# EXTRACTED MATERIAL
+--
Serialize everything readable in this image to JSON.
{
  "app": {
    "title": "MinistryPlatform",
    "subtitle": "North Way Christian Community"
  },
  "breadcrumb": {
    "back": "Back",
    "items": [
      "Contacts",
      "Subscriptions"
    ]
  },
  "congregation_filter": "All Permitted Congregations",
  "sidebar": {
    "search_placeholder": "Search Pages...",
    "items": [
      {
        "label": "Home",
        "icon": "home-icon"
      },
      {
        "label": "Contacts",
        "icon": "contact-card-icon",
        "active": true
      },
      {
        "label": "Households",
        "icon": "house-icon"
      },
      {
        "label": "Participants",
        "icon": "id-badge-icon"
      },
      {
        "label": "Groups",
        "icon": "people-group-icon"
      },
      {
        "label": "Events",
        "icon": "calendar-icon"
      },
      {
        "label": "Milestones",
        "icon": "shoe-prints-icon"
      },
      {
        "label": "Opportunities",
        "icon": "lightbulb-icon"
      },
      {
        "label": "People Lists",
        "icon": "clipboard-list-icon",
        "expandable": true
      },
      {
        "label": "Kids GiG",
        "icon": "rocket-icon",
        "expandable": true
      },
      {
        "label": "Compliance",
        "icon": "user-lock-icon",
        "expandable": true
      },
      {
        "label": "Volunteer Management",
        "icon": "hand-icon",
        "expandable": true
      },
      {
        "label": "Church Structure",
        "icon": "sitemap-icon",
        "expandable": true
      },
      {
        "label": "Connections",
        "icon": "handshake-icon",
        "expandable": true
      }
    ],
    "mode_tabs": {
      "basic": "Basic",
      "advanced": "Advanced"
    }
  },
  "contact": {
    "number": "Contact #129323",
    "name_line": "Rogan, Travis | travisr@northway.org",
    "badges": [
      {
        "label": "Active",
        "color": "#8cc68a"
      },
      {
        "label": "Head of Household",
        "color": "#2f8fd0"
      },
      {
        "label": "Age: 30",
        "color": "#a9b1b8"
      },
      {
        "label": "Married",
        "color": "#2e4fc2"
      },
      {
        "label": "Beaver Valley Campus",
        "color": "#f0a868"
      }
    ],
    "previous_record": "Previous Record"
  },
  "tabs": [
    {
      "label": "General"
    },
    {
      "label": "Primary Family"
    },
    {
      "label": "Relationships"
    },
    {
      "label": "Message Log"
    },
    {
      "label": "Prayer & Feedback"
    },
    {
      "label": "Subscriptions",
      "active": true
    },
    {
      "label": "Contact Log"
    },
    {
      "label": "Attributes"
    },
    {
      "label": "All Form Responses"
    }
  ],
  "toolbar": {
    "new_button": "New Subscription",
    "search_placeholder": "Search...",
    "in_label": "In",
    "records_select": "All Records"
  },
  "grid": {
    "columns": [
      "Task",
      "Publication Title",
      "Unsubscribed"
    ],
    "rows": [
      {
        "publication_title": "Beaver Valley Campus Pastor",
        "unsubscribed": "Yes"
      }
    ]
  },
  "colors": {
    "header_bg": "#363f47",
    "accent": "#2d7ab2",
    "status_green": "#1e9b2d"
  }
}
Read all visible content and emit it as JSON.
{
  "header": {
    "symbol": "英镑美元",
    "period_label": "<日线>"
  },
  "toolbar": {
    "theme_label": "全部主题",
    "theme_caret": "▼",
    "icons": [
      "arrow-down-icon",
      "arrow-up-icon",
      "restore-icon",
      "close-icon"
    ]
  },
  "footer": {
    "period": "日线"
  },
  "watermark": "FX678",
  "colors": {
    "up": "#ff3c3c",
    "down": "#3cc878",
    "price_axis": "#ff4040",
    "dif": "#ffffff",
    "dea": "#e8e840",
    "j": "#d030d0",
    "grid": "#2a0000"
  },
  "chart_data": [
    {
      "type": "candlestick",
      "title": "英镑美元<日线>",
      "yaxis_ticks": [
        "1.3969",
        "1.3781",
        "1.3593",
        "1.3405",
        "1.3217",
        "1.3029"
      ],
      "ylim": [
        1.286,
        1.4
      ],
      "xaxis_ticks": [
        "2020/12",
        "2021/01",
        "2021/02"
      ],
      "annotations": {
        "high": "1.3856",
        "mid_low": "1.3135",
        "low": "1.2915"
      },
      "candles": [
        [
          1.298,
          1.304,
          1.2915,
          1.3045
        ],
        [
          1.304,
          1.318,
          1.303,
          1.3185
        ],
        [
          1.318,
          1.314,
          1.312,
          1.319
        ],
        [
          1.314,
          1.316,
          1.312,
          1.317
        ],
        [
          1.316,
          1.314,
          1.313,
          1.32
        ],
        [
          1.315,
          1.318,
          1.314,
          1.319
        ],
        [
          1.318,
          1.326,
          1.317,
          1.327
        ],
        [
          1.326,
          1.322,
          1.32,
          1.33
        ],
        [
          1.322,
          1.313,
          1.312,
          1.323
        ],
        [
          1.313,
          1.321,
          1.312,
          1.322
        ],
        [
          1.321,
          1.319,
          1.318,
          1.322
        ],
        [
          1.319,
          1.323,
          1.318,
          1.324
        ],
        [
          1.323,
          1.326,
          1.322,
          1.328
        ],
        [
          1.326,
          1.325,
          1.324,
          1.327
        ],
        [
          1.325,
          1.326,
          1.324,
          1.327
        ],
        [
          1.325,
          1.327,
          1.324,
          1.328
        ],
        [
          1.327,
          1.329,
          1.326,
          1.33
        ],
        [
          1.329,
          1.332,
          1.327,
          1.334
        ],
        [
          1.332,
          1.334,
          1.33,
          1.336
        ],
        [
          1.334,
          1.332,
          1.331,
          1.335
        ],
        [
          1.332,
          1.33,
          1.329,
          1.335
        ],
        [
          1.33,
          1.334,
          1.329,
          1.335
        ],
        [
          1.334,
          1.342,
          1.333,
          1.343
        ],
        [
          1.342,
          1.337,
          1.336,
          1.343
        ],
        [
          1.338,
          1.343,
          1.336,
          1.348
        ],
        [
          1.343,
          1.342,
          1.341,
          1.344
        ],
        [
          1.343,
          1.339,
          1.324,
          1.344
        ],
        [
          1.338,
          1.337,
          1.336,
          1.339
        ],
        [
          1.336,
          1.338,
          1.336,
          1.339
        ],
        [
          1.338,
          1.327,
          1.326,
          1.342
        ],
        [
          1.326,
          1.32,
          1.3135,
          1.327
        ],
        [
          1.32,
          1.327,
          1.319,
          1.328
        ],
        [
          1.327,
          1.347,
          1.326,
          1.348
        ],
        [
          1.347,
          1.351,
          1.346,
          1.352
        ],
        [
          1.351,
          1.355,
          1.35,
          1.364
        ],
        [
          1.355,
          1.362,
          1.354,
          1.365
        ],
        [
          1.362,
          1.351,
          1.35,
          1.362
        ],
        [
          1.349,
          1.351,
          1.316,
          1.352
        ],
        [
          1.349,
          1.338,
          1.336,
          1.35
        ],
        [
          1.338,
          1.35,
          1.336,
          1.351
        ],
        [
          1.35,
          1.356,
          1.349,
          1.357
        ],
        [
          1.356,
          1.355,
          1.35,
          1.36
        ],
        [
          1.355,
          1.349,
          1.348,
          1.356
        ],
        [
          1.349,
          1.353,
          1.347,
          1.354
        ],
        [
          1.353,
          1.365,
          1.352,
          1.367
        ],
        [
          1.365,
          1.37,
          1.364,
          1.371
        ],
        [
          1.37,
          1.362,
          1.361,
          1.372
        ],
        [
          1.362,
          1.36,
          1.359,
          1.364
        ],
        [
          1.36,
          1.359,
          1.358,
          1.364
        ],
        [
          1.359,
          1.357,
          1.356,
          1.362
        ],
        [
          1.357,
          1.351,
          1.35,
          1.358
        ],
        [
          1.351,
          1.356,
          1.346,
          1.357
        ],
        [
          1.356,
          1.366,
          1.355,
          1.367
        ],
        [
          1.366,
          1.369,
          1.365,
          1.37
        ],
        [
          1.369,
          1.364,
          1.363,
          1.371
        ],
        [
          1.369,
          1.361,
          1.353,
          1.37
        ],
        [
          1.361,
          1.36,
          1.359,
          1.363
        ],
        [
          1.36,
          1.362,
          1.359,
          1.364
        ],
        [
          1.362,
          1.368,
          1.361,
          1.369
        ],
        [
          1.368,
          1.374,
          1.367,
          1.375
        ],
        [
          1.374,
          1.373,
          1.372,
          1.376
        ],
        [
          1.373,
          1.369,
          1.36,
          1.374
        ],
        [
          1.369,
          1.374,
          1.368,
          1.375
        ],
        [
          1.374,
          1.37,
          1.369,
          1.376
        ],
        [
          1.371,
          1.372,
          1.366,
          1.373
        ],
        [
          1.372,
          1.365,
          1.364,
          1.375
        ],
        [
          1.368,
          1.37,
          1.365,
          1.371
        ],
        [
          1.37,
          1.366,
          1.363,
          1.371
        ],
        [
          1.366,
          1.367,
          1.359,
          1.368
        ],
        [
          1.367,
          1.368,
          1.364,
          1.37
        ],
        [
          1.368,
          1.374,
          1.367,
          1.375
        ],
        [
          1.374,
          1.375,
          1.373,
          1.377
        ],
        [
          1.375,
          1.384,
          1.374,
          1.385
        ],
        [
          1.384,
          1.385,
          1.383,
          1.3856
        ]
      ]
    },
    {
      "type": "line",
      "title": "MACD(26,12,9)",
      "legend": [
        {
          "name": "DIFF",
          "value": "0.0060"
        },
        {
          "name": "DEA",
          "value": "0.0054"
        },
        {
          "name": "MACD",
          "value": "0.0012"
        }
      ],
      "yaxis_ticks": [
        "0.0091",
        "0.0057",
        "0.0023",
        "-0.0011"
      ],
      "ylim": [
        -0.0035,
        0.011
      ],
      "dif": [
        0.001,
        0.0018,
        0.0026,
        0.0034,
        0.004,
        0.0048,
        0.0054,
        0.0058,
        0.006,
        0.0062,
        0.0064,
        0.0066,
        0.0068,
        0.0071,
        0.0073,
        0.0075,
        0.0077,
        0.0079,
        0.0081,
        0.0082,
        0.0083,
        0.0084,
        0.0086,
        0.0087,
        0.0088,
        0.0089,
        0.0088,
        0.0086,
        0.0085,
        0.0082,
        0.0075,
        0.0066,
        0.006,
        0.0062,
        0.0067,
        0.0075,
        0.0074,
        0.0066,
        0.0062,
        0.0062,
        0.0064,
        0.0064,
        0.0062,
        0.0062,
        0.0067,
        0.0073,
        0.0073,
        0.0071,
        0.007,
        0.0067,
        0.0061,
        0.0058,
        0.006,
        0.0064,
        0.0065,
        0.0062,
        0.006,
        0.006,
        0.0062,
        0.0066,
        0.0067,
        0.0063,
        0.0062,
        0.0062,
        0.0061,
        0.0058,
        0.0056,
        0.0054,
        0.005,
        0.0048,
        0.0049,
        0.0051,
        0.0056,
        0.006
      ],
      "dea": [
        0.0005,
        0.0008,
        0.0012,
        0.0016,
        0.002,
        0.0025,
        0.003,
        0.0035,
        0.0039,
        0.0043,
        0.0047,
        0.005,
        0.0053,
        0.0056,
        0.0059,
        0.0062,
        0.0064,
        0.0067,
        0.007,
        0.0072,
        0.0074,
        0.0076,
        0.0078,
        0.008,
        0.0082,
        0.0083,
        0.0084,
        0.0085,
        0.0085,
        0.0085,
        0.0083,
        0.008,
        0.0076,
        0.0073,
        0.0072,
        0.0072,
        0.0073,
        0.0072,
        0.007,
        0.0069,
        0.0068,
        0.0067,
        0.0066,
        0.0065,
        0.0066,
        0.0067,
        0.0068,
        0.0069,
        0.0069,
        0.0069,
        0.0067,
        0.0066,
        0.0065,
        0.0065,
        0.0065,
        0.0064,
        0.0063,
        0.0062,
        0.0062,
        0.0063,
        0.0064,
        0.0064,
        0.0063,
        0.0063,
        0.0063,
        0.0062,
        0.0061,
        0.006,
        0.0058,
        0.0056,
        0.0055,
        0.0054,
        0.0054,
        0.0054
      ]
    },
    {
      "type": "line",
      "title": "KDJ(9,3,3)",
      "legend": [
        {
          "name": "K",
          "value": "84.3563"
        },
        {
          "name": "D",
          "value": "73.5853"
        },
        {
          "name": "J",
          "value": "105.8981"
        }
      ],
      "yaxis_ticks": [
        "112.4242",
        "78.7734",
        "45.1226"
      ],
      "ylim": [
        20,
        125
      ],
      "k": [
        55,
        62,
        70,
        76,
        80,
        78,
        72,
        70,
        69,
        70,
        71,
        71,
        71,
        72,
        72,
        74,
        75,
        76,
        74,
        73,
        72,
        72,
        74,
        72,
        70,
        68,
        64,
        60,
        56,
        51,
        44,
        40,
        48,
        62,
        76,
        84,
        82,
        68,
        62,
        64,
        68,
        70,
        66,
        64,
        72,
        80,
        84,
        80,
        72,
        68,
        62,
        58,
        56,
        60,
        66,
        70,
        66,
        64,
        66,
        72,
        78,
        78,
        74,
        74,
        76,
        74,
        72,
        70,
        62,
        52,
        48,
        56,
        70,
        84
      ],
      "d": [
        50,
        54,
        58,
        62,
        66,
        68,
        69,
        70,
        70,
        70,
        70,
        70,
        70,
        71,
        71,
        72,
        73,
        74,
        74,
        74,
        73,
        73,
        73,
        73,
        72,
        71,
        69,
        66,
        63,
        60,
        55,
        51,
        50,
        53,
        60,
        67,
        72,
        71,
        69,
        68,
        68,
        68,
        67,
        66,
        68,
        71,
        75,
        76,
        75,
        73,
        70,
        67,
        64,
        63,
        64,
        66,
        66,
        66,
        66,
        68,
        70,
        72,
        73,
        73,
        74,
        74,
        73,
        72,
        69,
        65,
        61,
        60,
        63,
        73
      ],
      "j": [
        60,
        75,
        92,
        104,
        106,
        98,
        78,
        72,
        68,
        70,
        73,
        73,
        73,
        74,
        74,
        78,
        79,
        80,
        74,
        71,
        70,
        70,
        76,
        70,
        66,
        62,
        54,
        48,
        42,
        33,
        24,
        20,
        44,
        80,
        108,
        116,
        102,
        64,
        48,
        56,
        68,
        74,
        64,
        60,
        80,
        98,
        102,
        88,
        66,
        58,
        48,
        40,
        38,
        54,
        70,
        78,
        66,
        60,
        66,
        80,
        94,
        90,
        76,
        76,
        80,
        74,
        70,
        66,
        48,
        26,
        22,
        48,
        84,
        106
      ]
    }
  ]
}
+--
# EXERCISE DIRECTIONS
Search the entries for the word "Beaver" and pick out every line that holds it.

# ANSWER BELOW
        "label": "Beaver Valley Campus",
        "publication_title": "Beaver Valley Campus Pastor",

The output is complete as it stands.